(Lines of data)
..............................

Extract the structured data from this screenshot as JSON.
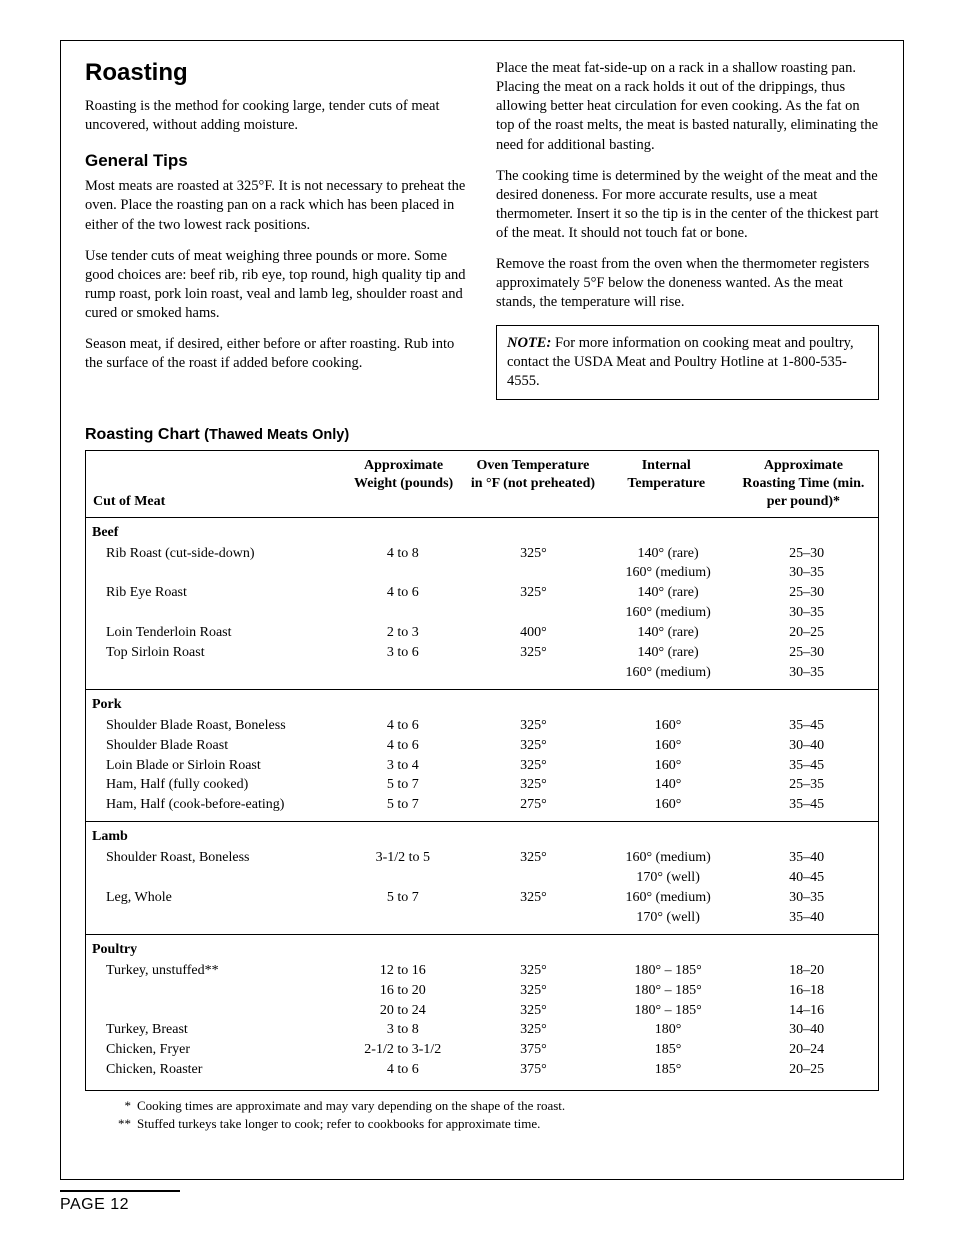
{
  "title": "Roasting",
  "intro": "Roasting is the method for cooking large, tender cuts of meat uncovered, without adding moisture.",
  "tips_h": "General Tips",
  "tips": [
    "Most meats are roasted at 325°F. It is not necessary to preheat the oven. Place the roasting pan on a rack which has been placed in either of the two lowest rack positions.",
    "Use tender cuts of meat weighing three pounds or more. Some good choices are: beef rib, rib eye, top round, high quality tip and rump roast, pork loin roast, veal and lamb leg, shoulder roast and cured or smoked hams.",
    "Season meat, if desired, either before or after roasting. Rub into the surface of the roast if added before cooking."
  ],
  "right": [
    "Place the meat fat-side-up on a rack in a shallow roasting pan. Placing the meat on a rack holds it out of the drippings, thus allowing better heat circulation for even cooking. As the fat on top of the roast melts, the meat is basted naturally, eliminating the need for additional basting.",
    "The cooking time is determined by the weight of the meat and the desired doneness. For more accurate results, use a meat thermometer. Insert it so the tip is in the center of the thickest part of the meat. It should not touch fat or bone.",
    "Remove the roast from the oven when the thermometer registers approximately 5°F below the doneness wanted. As the meat stands, the temperature will rise."
  ],
  "note_label": "NOTE:",
  "note_body": "For more information on cooking meat and poultry, contact the USDA Meat and Poultry Hotline at 1-800-535-4555.",
  "chart_title": "Roasting Chart",
  "chart_sub": "(Thawed Meats Only)",
  "headers": {
    "cut": "Cut of Meat",
    "wt": "Approximate Weight (pounds)",
    "oven": "Oven Temperature in °F (not preheated)",
    "intl": "Internal Temperature",
    "time": "Approximate Roasting Time (min. per pound)*"
  },
  "sections": [
    {
      "label": "Beef",
      "rows": [
        {
          "cut": "Rib Roast (cut-side-down)",
          "wt": "4 to 8",
          "oven": "325°",
          "lines": [
            {
              "intl": "140° (rare)",
              "time": "25–30"
            },
            {
              "intl": "160° (medium)",
              "time": "30–35"
            }
          ]
        },
        {
          "cut": "Rib Eye Roast",
          "wt": "4 to 6",
          "oven": "325°",
          "lines": [
            {
              "intl": "140° (rare)",
              "time": "25–30"
            },
            {
              "intl": "160° (medium)",
              "time": "30–35"
            }
          ]
        },
        {
          "cut": "Loin Tenderloin Roast",
          "wt": "2 to 3",
          "oven": "400°",
          "lines": [
            {
              "intl": "140° (rare)",
              "time": "20–25"
            }
          ]
        },
        {
          "cut": "Top Sirloin Roast",
          "wt": "3 to 6",
          "oven": "325°",
          "lines": [
            {
              "intl": "140° (rare)",
              "time": "25–30"
            },
            {
              "intl": "160° (medium)",
              "time": "30–35"
            }
          ]
        }
      ]
    },
    {
      "label": "Pork",
      "rows": [
        {
          "cut": "Shoulder Blade Roast, Boneless",
          "wt": "4 to 6",
          "oven": "325°",
          "lines": [
            {
              "intl": "160°",
              "time": "35–45"
            }
          ]
        },
        {
          "cut": "Shoulder Blade Roast",
          "wt": "4 to 6",
          "oven": "325°",
          "lines": [
            {
              "intl": "160°",
              "time": "30–40"
            }
          ]
        },
        {
          "cut": "Loin Blade or Sirloin Roast",
          "wt": "3 to 4",
          "oven": "325°",
          "lines": [
            {
              "intl": "160°",
              "time": "35–45"
            }
          ]
        },
        {
          "cut": "Ham, Half (fully cooked)",
          "wt": "5 to 7",
          "oven": "325°",
          "lines": [
            {
              "intl": "140°",
              "time": "25–35"
            }
          ]
        },
        {
          "cut": "Ham, Half (cook-before-eating)",
          "wt": "5 to 7",
          "oven": "275°",
          "lines": [
            {
              "intl": "160°",
              "time": "35–45"
            }
          ]
        }
      ]
    },
    {
      "label": "Lamb",
      "rows": [
        {
          "cut": "Shoulder Roast, Boneless",
          "wt": "3-1/2 to 5",
          "oven": "325°",
          "lines": [
            {
              "intl": "160° (medium)",
              "time": "35–40"
            },
            {
              "intl": "170° (well)",
              "time": "40–45"
            }
          ]
        },
        {
          "cut": "Leg, Whole",
          "wt": "5 to 7",
          "oven": "325°",
          "lines": [
            {
              "intl": "160° (medium)",
              "time": "30–35"
            },
            {
              "intl": "170° (well)",
              "time": "35–40"
            }
          ]
        }
      ]
    },
    {
      "label": "Poultry",
      "rows": [
        {
          "cut": "Turkey, unstuffed**",
          "wt": "12 to 16",
          "oven": "325°",
          "lines": [
            {
              "intl": "180° – 185°",
              "time": "18–20"
            }
          ]
        },
        {
          "cut": "",
          "wt": "16 to 20",
          "oven": "325°",
          "lines": [
            {
              "intl": "180° – 185°",
              "time": "16–18"
            }
          ]
        },
        {
          "cut": "",
          "wt": "20 to 24",
          "oven": "325°",
          "lines": [
            {
              "intl": "180° – 185°",
              "time": "14–16"
            }
          ]
        },
        {
          "cut": "Turkey, Breast",
          "wt": "3 to 8",
          "oven": "325°",
          "lines": [
            {
              "intl": "180°",
              "time": "30–40"
            }
          ]
        },
        {
          "cut": "Chicken, Fryer",
          "wt": "2-1/2 to 3-1/2",
          "oven": "375°",
          "lines": [
            {
              "intl": "185°",
              "time": "20–24"
            }
          ]
        },
        {
          "cut": "Chicken, Roaster",
          "wt": "4 to 6",
          "oven": "375°",
          "lines": [
            {
              "intl": "185°",
              "time": "20–25"
            }
          ]
        }
      ]
    }
  ],
  "footnotes": [
    {
      "mk": "*",
      "txt": "Cooking times are approximate and may vary depending on the shape of the roast."
    },
    {
      "mk": "**",
      "txt": "Stuffed turkeys take longer to cook; refer to cookbooks for approximate time."
    }
  ],
  "page": "PAGE 12"
}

..............................

Copy out every line from the data above that has "Half" in it.

          "cut": "Ham, Half (fully cooked)",
          "cut": "Ham, Half (cook-before-eating)",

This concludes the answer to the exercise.